## STATED GOAL
Going through the material below, please gather all lines with the word "these" in them.

# DATASET RECORDS start

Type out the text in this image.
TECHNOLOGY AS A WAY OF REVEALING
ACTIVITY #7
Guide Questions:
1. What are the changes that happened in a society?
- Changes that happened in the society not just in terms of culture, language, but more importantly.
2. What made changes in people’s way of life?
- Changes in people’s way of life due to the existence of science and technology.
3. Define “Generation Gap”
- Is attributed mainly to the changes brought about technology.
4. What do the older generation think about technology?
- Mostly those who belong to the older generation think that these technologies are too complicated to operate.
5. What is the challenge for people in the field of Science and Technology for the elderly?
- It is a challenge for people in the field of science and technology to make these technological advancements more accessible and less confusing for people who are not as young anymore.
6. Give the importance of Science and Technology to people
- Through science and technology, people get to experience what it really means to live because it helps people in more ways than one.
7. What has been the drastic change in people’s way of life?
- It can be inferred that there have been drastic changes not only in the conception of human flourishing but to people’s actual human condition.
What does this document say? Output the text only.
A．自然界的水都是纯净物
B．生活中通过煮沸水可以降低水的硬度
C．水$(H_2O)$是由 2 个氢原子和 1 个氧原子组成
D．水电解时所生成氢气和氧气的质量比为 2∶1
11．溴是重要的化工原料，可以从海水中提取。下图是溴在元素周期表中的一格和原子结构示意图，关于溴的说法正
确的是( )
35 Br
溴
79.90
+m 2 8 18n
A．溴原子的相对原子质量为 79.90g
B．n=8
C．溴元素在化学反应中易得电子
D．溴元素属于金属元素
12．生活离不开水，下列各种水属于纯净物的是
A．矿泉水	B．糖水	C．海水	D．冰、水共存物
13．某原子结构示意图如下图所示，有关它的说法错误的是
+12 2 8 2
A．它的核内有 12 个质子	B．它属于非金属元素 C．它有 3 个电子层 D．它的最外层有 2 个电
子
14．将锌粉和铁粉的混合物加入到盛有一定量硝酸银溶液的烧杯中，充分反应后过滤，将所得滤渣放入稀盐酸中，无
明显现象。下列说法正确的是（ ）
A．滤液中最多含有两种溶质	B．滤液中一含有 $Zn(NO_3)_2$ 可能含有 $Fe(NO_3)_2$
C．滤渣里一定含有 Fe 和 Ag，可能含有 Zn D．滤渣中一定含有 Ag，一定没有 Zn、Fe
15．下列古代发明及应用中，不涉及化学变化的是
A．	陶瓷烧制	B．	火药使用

# DATASET RECORDS end

## THE OUTPUT
- Mostly those who belong to the older generation think that these technologies are too complicated to operate.
- It is a challenge for people in the field of science and technology to make these technological advancements more accessible and less confusing for people who are not as young anymore.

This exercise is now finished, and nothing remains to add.